* **Data records**:
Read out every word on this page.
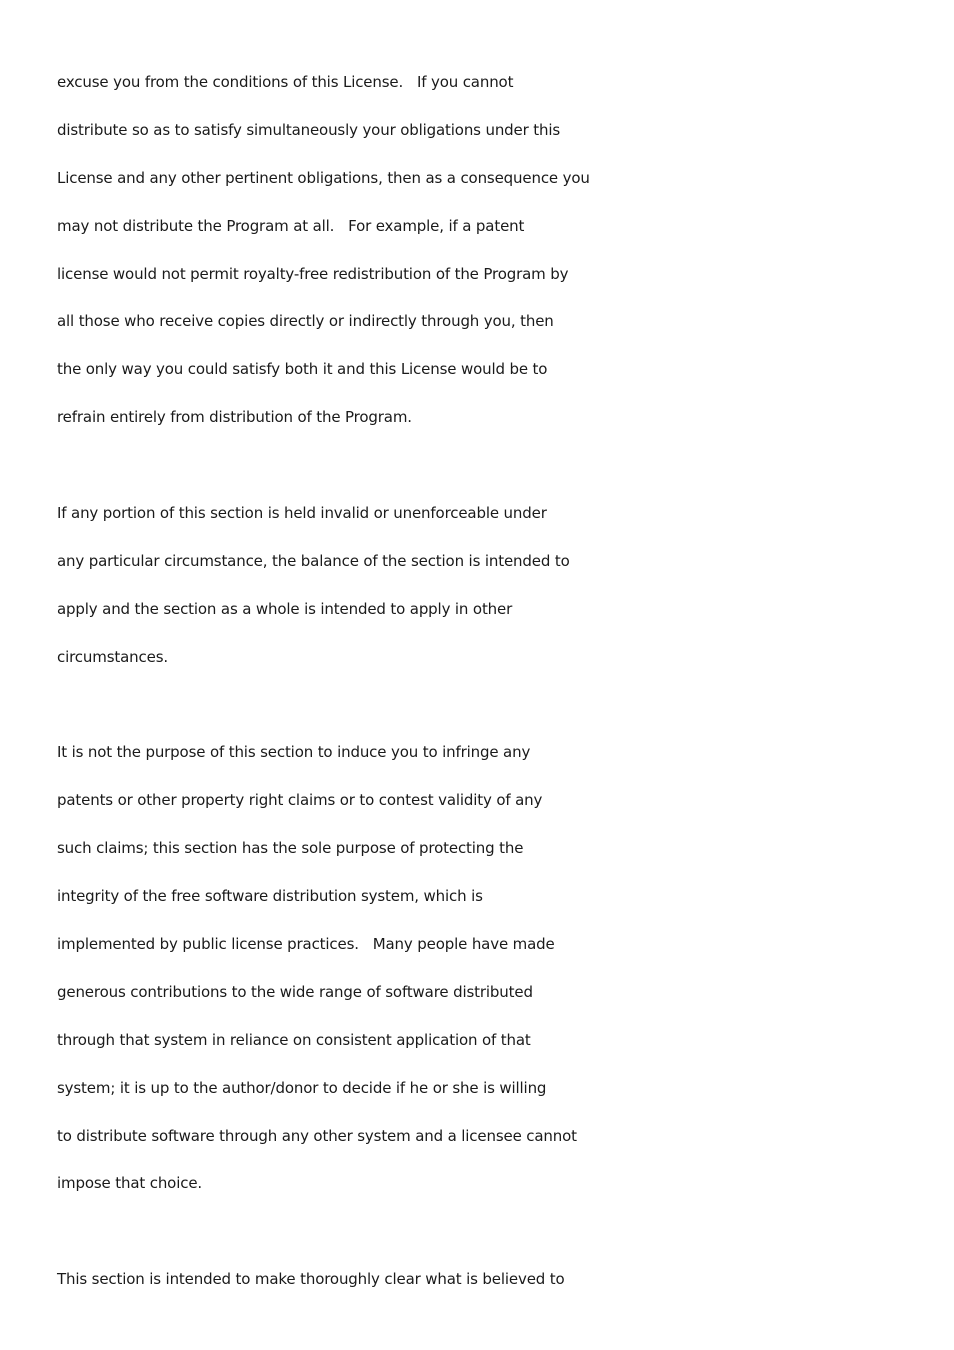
excuse you from the conditions of this License.   If you cannot
distribute so as to satisfy simultaneously your obligations under this
License and any other pertinent obligations, then as a consequence you
may not distribute the Program at all.   For example, if a patent
license would not permit royalty-free redistribution of the Program by
all those who receive copies directly or indirectly through you, then
the only way you could satisfy both it and this License would be to
refrain entirely from distribution of the Program.

If any portion of this section is held invalid or unenforceable under
any particular circumstance, the balance of the section is intended to
apply and the section as a whole is intended to apply in other
circumstances.

It is not the purpose of this section to induce you to infringe any
patents or other property right claims or to contest validity of any
such claims; this section has the sole purpose of protecting the
integrity of the free software distribution system, which is
implemented by public license practices.   Many people have made
generous contributions to the wide range of software distributed
through that system in reliance on consistent application of that
system; it is up to the author/donor to decide if he or she is willing
to distribute software through any other system and a licensee cannot
impose that choice.

This section is intended to make thoroughly clear what is believed to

* **WORK INSTRUCTIONS**:
Reproduce the listing word for word and omit its pictures.

* **RESULT OF THE EXERCISE**:
Read out every word on this page.
excuse you from the conditions of this License.   If you cannot
distribute so as to satisfy simultaneously your obligations under this
License and any other pertinent obligations, then as a consequence you
may not distribute the Program at all.   For example, if a patent
license would not permit royalty-free redistribution of the Program by
all those who receive copies directly or indirectly through you, then
the only way you could satisfy both it and this License would be to
refrain entirely from distribution of the Program.

If any portion of this section is held invalid or unenforceable under
any particular circumstance, the balance of the section is intended to
apply and the section as a whole is intended to apply in other
circumstances.

It is not the purpose of this section to induce you to infringe any
patents or other property right claims or to contest validity of any
such claims; this section has the sole purpose of protecting the
integrity of the free software distribution system, which is
implemented by public license practices.   Many people have made
generous contributions to the wide range of software distributed
through that system in reliance on consistent application of that
system; it is up to the author/donor to decide if he or she is willing
to distribute software through any other system and a licensee cannot
impose that choice.

This section is intended to make thoroughly clear what is believed to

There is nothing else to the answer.